Data entries:
········

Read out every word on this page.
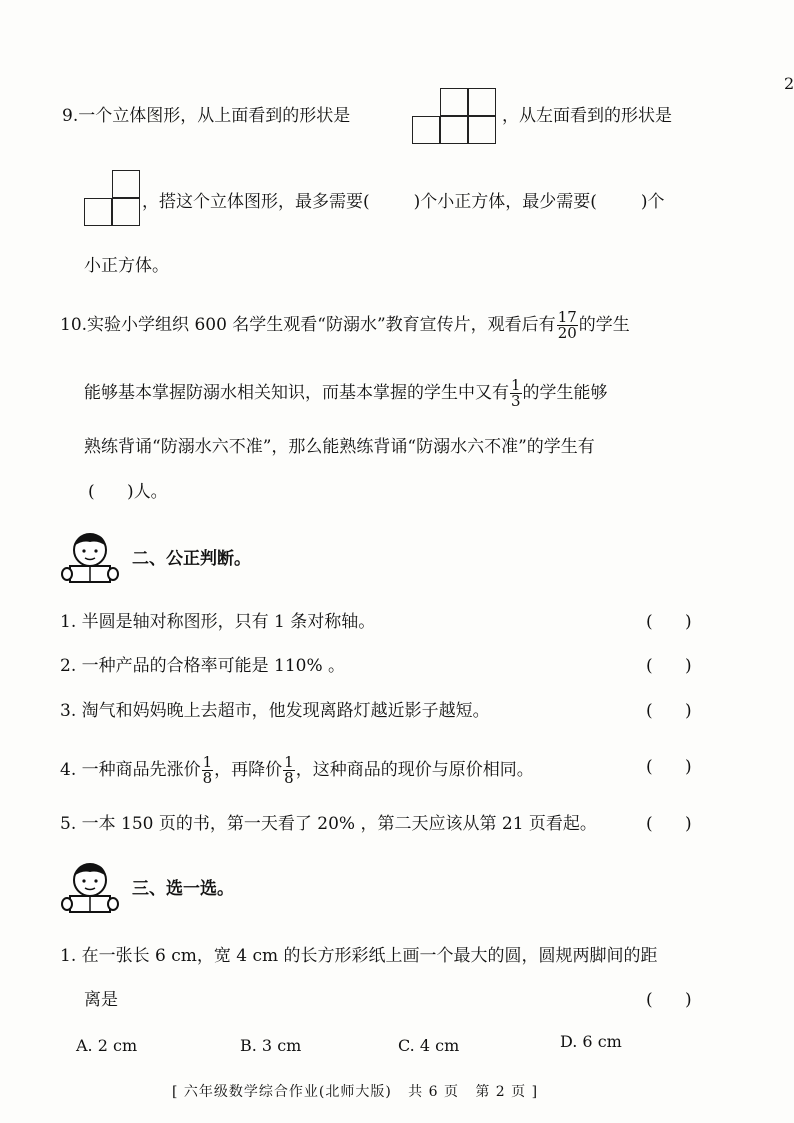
2
9.一个立体图形，从上面看到的形状是	，从左面看到的形状是
，搭这个立体图形，最多需要(	)个小正方体，最少需要(	)个
小正方体。
10.实验小学组织 600 名学生观看“防溺水”教育宣传片，观看后有 $\frac{17}{20}$ 的学生
能够基本掌握防溺水相关知识，而基本掌握的学生中又有 $\frac{1}{3}$ 的学生能够
熟练背诵“防溺水六不准”，那么能熟练背诵“防溺水六不准”的学生有
(      )人。
二、公正判断。
1. 半圆是轴对称图形，只有 1 条对称轴。	(      )
2. 一种产品的合格率可能是 110% 。	(      )
3. 淘气和妈妈晚上去超市，他发现离路灯越近影子越短。	(      )
4. 一种商品先涨价 $\frac{1}{8}$ ，再降价 $\frac{1}{8}$ ，这种商品的现价与原价相同。	(      )
5. 一本 150 页的书，第一天看了 20% ，第二天应该从第 21 页看起。	(      )
三、选一选。
1. 在一张长 6 cm，宽 4 cm 的长方形彩纸上画一个最大的圆，圆规两脚间的距
离是	(      )
A. 2 cm	B. 3 cm	C. 4 cm	D. 6 cm
[ 六年级数学综合作业(北师大版)   共 6 页   第 2 页 ]
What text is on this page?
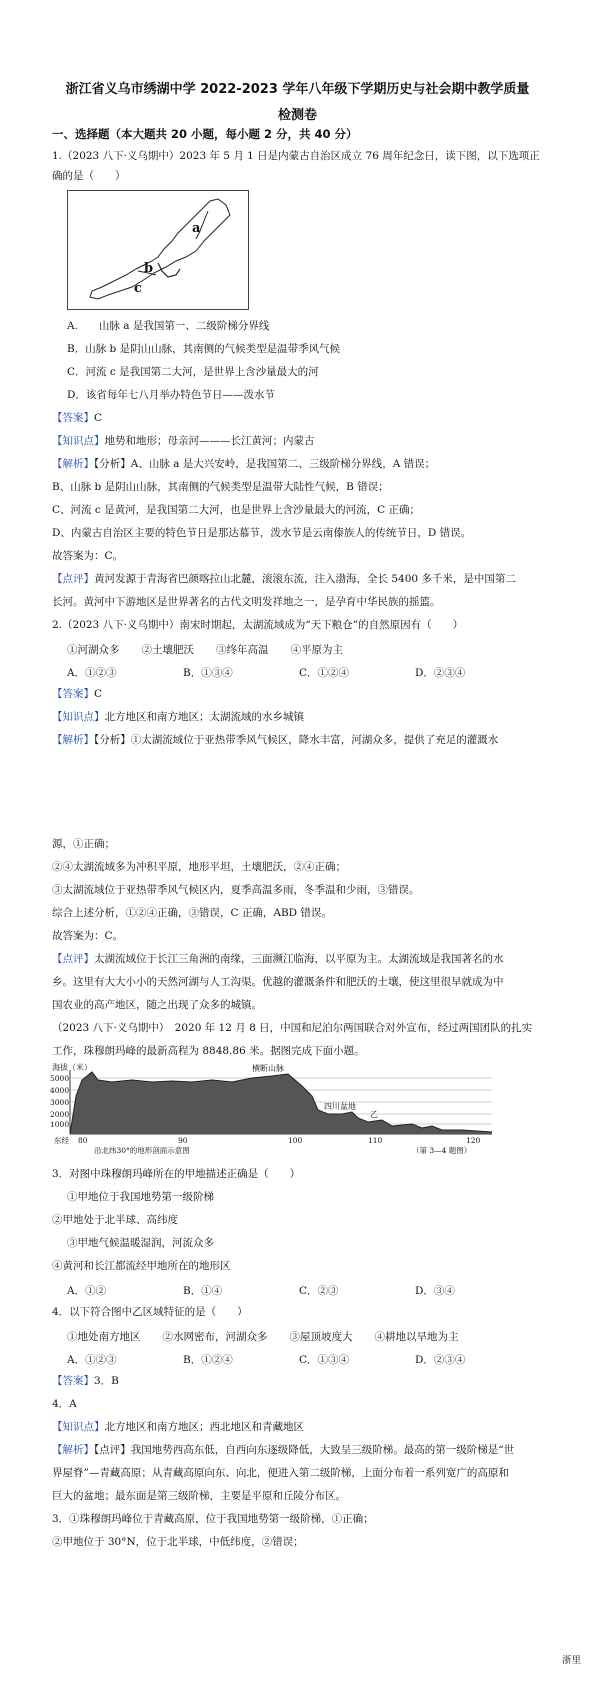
浙江省义乌市绣湖中学 2022-2023 学年八年级下学期历史与社会期中教学质量
检测卷
一、选择题（本大题共 20 小题，每小题 2 分，共 40 分）
1.（2023 八下·义乌期中）2023 年 5 月 1 日是内蒙古自治区成立 76 周年纪念日，读下图，以下选项正
确的是（　　）
a
b
c
A.　　山脉 a 是我国第一、二级阶梯分界线
B．山脉 b 是阴山山脉，其南侧的气候类型是温带季风气候
C．河流 c 是我国第二大河，是世界上含沙量最大的河
D．该省每年七八月举办特色节日——泼水节
【答案】C
【知识点】地势和地形；母亲河———长江黄河；内蒙古
【解析】【分析】A、山脉 a 是大兴安岭，是我国第二、三级阶梯分界线，A 错误；
B、山脉 b 是阴山山脉，其南侧的气候类型是温带大陆性气候，B 错误；
C、河流 c 是黄河，是我国第二大河，也是世界上含沙量最大的河流，C 正确；
D、内蒙古自治区主要的特色节日是那达慕节，泼水节是云南傣族人的传统节日，D 错误。
故答案为：C。
【点评】黄河发源于青海省巴颜喀拉山北麓，滚滚东流，注入渤海，全长 5400 多千米，是中国第二
长河。黄河中下游地区是世界著名的古代文明发祥地之一，是孕育中华民族的摇篮。
2.（2023 八下·义乌期中）南宋时期起，太湖流域成为“天下粮仓”的自然原因有（　　）
①河湖众多 ②土壤肥沃 ③终年高温 ④平原为主
A．①②③	B．①③④	C．①②④	D．②③④
【答案】C
【知识点】北方地区和南方地区；太湖流域的水乡城镇
【解析】【分析】①太湖流域位于亚热带季风气候区，降水丰富，河湖众多，提供了充足的灌溉水
源，①正确；
②④太湖流域多为冲积平原，地形平坦，土壤肥沃，②④正确；
③太湖流域位于亚热带季风气候区内，夏季高温多雨，冬季温和少雨，③错误。
综合上述分析，①②④正确，③错误，C 正确，ABD 错误。
故答案为：C。
【点评】太湖流域位于长江三角洲的南缘，三面濒江临海，以平原为主。太湖流域是我国著名的水
乡。这里有大大小小的天然河湖与人工沟渠。优越的灌溉条件和肥沃的土壤，使这里很早就成为中
国农业的高产地区，随之出现了众多的城镇。
（2023 八下·义乌期中）　2020 年 12 月 8 日，中国和尼泊尔两国联合对外宣布，经过两国团队的扎实
工作，珠穆朗玛峰的最新高程为 8848.86 米。据图完成下面小题。
海拔（米）
5000
4000
3000
2000
1000
甲	横断山脉
四川盆地
乙
东经 80	90	100	110	120
沿北纬30°的地形剖面示意图	（第 3—4 题图）
3．对图中珠穆朗玛峰所在的甲地描述正确是（　　）
①甲地位于我国地势第一级阶梯
②甲地处于北半球、高纬度
③甲地气候温暖湿润，河流众多
④黄河和长江都流经甲地所在的地形区
A．①②	B．①④	C．②③	D．③④
4．以下符合图中乙区域特征的是（　　）
①地处南方地区 ②水网密布，河湖众多 ③屋顶坡度大 ④耕地以旱地为主
A．①②③	B．①②④	C．①③④	D．②③④
【答案】3．B
4．A
【知识点】北方地区和南方地区；西北地区和青藏地区
【解析】【点评】我国地势西高东低，自西向东逐级降低，大致呈三级阶梯。最高的第一级阶梯是“世
界屋脊”—青藏高原；从青藏高原向东、向北，便进入第二级阶梯，上面分布着一系列宽广的高原和
巨大的盆地；最东面是第三级阶梯，主要是平原和丘陵分布区。
3．①珠穆朗玛峰位于青藏高原，位于我国地势第一级阶梯，①正确；
②甲地位于 30°N，位于北半球，中低纬度，②错误；
浙里
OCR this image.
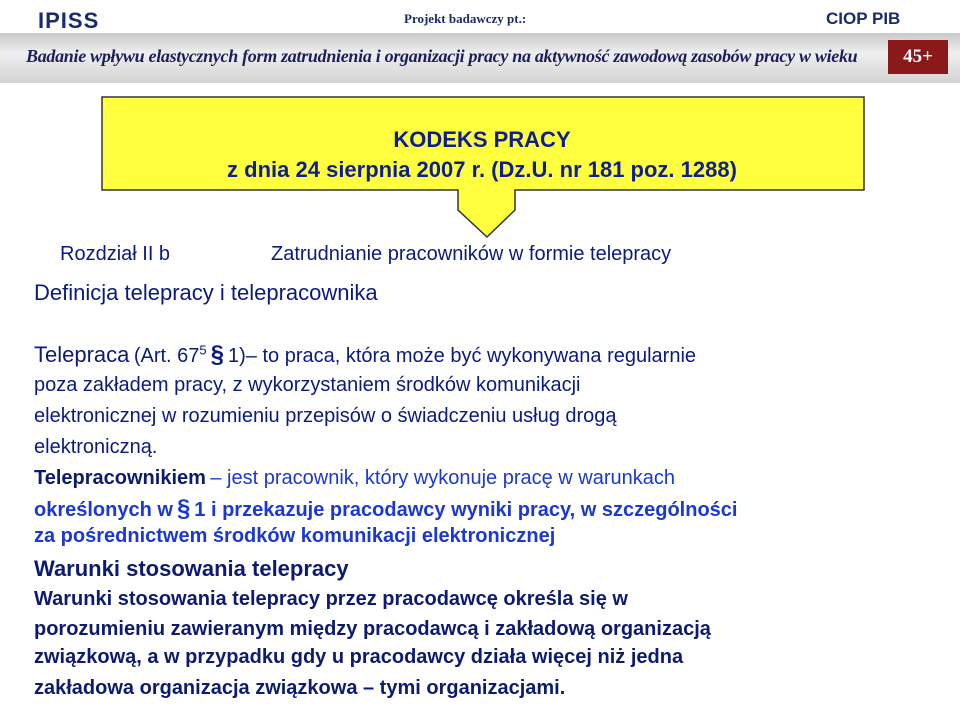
IPISS	Projekt badawczy pt.:	CIOP PIB
Badanie wpływu elastycznych form zatrudnienia i organizacji pracy na aktywność zawodową zasobów pracy w wieku	45+
KODEKS PRACY
z dnia 24 sierpnia 2007 r. (Dz.U. nr 181 poz. 1288)
Rozdział II b	Zatrudnianie pracowników w formie telepracy
Definicja telepracy i telepracownika
Telepraca (Art. $67^5$ § 1)– to praca, która może być wykonywana regularnie
poza zakładem pracy, z wykorzystaniem środków komunikacji
elektronicznej w rozumieniu przepisów o świadczeniu usług drogą
elektroniczną.
Telepracownikiem – jest pracownik, który wykonuje pracę w warunkach
określonych w § 1 i przekazuje pracodawcy wyniki pracy, w szczególności
za pośrednictwem środków komunikacji elektronicznej
Warunki stosowania telepracy
Warunki stosowania telepracy przez pracodawcę określa się w
porozumieniu zawieranym między pracodawcą i zakładową organizacją
związkową, a w przypadku gdy u pracodawcy działa więcej niż jedna
zakładowa organizacja związkowa – tymi organizacjami.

········

INSTRUCTION:
Pictures stay out; reproduce every line of the records exactly.

WRITTEN REPLY:
Read out every word on this page.
2
9.一个立体图形，从上面看到的形状是	，从左面看到的形状是
，搭这个立体图形，最多需要(	)个小正方体，最少需要(	)个
小正方体。
10.实验小学组织 600 名学生观看“防溺水”教育宣传片，观看后有 $\frac{17}{20}$ 的学生
能够基本掌握防溺水相关知识，而基本掌握的学生中又有 $\frac{1}{3}$ 的学生能够
熟练背诵“防溺水六不准”，那么能熟练背诵“防溺水六不准”的学生有
(      )人。
二、公正判断。
1. 半圆是轴对称图形，只有 1 条对称轴。	(      )
2. 一种产品的合格率可能是 110% 。	(      )
3. 淘气和妈妈晚上去超市，他发现离路灯越近影子越短。	(      )
4. 一种商品先涨价 $\frac{1}{8}$ ，再降价 $\frac{1}{8}$ ，这种商品的现价与原价相同。	(      )
5. 一本 150 页的书，第一天看了 20% ，第二天应该从第 21 页看起。	(      )
三、选一选。
1. 在一张长 6 cm，宽 4 cm 的长方形彩纸上画一个最大的圆，圆规两脚间的距
离是	(      )
A. 2 cm	B. 3 cm	C. 4 cm	D. 6 cm
[ 六年级数学综合作业(北师大版)   共 6 页   第 2 页 ]
What text is on this page?
浙江省义乌市绣湖中学 2022-2023 学年八年级下学期历史与社会期中教学质量
检测卷
一、选择题（本大题共 20 小题，每小题 2 分，共 40 分）
1.（2023 八下·义乌期中）2023 年 5 月 1 日是内蒙古自治区成立 76 周年纪念日，读下图，以下选项正
确的是（　　）
a
b
c
A.　　山脉 a 是我国第一、二级阶梯分界线
B．山脉 b 是阴山山脉，其南侧的气候类型是温带季风气候
C．河流 c 是我国第二大河，是世界上含沙量最大的河
D．该省每年七八月举办特色节日——泼水节
【答案】C
【知识点】地势和地形；母亲河———长江黄河；内蒙古
【解析】【分析】A、山脉 a 是大兴安岭，是我国第二、三级阶梯分界线，A 错误；
B、山脉 b 是阴山山脉，其南侧的气候类型是温带大陆性气候，B 错误；
C、河流 c 是黄河，是我国第二大河，也是世界上含沙量最大的河流，C 正确；
D、内蒙古自治区主要的特色节日是那达慕节，泼水节是云南傣族人的传统节日，D 错误。
故答案为：C。
【点评】黄河发源于青海省巴颜喀拉山北麓，滚滚东流，注入渤海，全长 5400 多千米，是中国第二
长河。黄河中下游地区是世界著名的古代文明发祥地之一，是孕育中华民族的摇篮。
2.（2023 八下·义乌期中）南宋时期起，太湖流域成为“天下粮仓”的自然原因有（　　）
①河湖众多 ②土壤肥沃 ③终年高温 ④平原为主
A．①②③	B．①③④	C．①②④	D．②③④
【答案】C
【知识点】北方地区和南方地区；太湖流域的水乡城镇
【解析】【分析】①太湖流域位于亚热带季风气候区，降水丰富，河湖众多，提供了充足的灌溉水
源，①正确；
②④太湖流域多为冲积平原，地形平坦，土壤肥沃，②④正确；
③太湖流域位于亚热带季风气候区内，夏季高温多雨，冬季温和少雨，③错误。
综合上述分析，①②④正确，③错误，C 正确，ABD 错误。
故答案为：C。
【点评】太湖流域位于长江三角洲的南缘，三面濒江临海，以平原为主。太湖流域是我国著名的水
乡。这里有大大小小的天然河湖与人工沟渠。优越的灌溉条件和肥沃的土壤，使这里很早就成为中
国农业的高产地区，随之出现了众多的城镇。
（2023 八下·义乌期中）　2020 年 12 月 8 日，中国和尼泊尔两国联合对外宣布，经过两国团队的扎实
工作，珠穆朗玛峰的最新高程为 8848.86 米。据图完成下面小题。
海拔（米）
5000
4000
3000
2000
1000
甲	横断山脉
四川盆地
乙
东经 80	90	100	110	120
沿北纬30°的地形剖面示意图	（第 3—4 题图）
3．对图中珠穆朗玛峰所在的甲地描述正确是（　　）
①甲地位于我国地势第一级阶梯
②甲地处于北半球、高纬度
③甲地气候温暖湿润，河流众多
④黄河和长江都流经甲地所在的地形区
A．①②	B．①④	C．②③	D．③④
4．以下符合图中乙区域特征的是（　　）
①地处南方地区 ②水网密布，河湖众多 ③屋顶坡度大 ④耕地以旱地为主
A．①②③	B．①②④	C．①③④	D．②③④
【答案】3．B
4．A
【知识点】北方地区和南方地区；西北地区和青藏地区
【解析】【点评】我国地势西高东低，自西向东逐级降低，大致呈三级阶梯。最高的第一级阶梯是“世
界屋脊”—青藏高原；从青藏高原向东、向北，便进入第二级阶梯，上面分布着一系列宽广的高原和
巨大的盆地；最东面是第三级阶梯，主要是平原和丘陵分布区。
3．①珠穆朗玛峰位于青藏高原，位于我国地势第一级阶梯，①正确；
②甲地位于 30°N，位于北半球，中低纬度，②错误；
浙里
OCR this image.
IPISS	Projekt badawczy pt.:	CIOP PIB
Badanie wpływu elastycznych form zatrudnienia i organizacji pracy na aktywność zawodową zasobów pracy w wieku	45+
KODEKS PRACY
z dnia 24 sierpnia 2007 r. (Dz.U. nr 181 poz. 1288)
Rozdział II b	Zatrudnianie pracowników w formie telepracy
Definicja telepracy i telepracownika
Telepraca (Art. $67^5$ § 1)– to praca, która może być wykonywana regularnie
poza zakładem pracy, z wykorzystaniem środków komunikacji
elektronicznej w rozumieniu przepisów o świadczeniu usług drogą
elektroniczną.
Telepracownikiem – jest pracownik, który wykonuje pracę w warunkach
określonych w § 1 i przekazuje pracodawcy wyniki pracy, w szczególności
za pośrednictwem środków komunikacji elektronicznej
Warunki stosowania telepracy
Warunki stosowania telepracy przez pracodawcę określa się w
porozumieniu zawieranym między pracodawcą i zakładową organizacją
związkową, a w przypadku gdy u pracodawcy działa więcej niż jedna
zakładowa organizacja związkowa – tymi organizacjami.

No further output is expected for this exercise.